··· DATASET RECORDS

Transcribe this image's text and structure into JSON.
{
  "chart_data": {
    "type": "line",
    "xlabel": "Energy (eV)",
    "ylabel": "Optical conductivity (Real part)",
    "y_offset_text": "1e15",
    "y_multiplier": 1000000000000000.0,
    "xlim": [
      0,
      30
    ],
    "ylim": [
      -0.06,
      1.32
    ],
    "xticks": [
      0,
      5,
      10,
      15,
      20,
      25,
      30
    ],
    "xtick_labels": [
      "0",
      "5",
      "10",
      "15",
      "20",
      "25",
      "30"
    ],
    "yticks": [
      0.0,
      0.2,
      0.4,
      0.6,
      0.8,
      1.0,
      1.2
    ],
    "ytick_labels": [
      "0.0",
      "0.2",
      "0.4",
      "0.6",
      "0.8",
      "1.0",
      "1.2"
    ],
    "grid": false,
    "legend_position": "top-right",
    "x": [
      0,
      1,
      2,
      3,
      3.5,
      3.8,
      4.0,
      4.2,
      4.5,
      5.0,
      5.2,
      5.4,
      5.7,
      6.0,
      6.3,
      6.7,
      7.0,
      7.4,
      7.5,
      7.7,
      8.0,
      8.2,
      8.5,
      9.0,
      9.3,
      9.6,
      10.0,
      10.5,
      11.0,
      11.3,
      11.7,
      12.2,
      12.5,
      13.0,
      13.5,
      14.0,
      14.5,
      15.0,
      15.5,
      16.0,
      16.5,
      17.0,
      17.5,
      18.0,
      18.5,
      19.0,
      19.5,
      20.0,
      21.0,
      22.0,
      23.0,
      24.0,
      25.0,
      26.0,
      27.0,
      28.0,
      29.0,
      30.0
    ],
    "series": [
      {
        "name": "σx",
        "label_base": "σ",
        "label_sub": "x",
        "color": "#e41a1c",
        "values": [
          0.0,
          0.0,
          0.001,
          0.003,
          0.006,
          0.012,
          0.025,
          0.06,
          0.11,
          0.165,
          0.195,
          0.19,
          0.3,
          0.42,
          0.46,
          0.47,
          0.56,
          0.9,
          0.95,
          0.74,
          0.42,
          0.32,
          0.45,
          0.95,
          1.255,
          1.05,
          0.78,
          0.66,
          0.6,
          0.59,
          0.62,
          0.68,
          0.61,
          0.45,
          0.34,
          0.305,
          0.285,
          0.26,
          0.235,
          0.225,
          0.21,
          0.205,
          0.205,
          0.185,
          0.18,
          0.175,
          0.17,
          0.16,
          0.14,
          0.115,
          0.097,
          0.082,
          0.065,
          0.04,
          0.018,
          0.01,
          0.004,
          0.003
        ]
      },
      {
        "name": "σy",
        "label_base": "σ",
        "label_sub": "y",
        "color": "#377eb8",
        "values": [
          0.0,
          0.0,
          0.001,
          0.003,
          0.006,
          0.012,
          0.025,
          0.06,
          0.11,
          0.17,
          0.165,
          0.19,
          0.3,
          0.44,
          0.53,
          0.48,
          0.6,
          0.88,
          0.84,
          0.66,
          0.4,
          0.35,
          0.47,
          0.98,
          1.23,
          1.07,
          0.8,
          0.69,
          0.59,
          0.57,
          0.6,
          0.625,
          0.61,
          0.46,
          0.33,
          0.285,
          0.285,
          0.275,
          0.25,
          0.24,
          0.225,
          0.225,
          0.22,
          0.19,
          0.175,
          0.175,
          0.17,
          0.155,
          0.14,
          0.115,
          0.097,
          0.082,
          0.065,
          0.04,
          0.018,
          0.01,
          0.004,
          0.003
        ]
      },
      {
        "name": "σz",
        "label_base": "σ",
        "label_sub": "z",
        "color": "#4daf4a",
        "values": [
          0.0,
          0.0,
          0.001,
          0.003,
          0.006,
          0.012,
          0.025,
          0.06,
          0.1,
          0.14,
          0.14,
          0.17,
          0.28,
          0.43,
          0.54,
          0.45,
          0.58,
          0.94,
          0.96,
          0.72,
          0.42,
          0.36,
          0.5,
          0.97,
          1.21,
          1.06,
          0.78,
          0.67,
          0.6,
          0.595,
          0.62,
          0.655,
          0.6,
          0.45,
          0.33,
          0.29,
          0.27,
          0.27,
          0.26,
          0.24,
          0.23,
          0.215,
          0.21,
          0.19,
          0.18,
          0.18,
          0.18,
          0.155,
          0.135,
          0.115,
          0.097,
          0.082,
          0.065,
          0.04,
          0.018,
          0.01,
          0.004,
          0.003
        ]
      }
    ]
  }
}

······
··· DATASET RECORDS

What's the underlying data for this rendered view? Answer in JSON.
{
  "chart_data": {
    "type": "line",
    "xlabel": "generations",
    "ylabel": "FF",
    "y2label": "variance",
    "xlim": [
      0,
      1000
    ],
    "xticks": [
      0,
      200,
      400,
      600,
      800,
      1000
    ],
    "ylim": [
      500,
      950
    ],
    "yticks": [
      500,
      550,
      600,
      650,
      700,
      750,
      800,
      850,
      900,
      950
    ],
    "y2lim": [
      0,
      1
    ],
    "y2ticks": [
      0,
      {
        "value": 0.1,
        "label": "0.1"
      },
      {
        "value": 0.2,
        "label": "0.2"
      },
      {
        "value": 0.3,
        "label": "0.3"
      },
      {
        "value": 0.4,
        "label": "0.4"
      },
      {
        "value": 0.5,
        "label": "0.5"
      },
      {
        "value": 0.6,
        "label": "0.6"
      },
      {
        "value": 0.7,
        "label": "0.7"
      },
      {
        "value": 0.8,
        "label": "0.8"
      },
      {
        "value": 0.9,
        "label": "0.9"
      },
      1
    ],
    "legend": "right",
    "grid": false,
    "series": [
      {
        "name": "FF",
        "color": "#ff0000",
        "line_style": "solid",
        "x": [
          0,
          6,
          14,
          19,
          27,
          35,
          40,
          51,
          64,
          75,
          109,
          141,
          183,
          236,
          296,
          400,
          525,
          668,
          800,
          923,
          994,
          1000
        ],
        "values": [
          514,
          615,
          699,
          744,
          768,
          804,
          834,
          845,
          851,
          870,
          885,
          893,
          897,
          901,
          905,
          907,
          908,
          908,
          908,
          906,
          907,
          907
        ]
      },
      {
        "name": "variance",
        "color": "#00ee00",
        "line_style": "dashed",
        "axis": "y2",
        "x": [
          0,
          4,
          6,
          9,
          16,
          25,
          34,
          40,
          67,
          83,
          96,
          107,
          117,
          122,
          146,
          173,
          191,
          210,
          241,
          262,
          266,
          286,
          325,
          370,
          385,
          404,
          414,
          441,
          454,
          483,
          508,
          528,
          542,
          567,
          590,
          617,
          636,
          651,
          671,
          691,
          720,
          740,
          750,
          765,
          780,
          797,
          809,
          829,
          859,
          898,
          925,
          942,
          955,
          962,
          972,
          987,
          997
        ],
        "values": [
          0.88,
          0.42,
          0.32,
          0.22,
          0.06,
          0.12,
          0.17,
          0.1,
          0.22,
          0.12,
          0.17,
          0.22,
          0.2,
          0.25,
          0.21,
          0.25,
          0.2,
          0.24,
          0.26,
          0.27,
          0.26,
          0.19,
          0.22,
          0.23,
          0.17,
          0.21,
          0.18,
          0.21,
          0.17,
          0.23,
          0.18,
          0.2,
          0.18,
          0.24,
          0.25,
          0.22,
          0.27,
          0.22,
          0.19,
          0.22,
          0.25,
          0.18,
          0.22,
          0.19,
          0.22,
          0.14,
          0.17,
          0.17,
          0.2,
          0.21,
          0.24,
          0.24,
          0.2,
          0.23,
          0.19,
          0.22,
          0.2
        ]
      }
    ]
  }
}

······

• WRITTEN PROBLEM
Search the data above for lines holding "JSON" and copy each of them.

• EXPECTED ANSWER
Transcribe this image's text and structure into JSON.
What's the underlying data for this rendered view? Answer in JSON.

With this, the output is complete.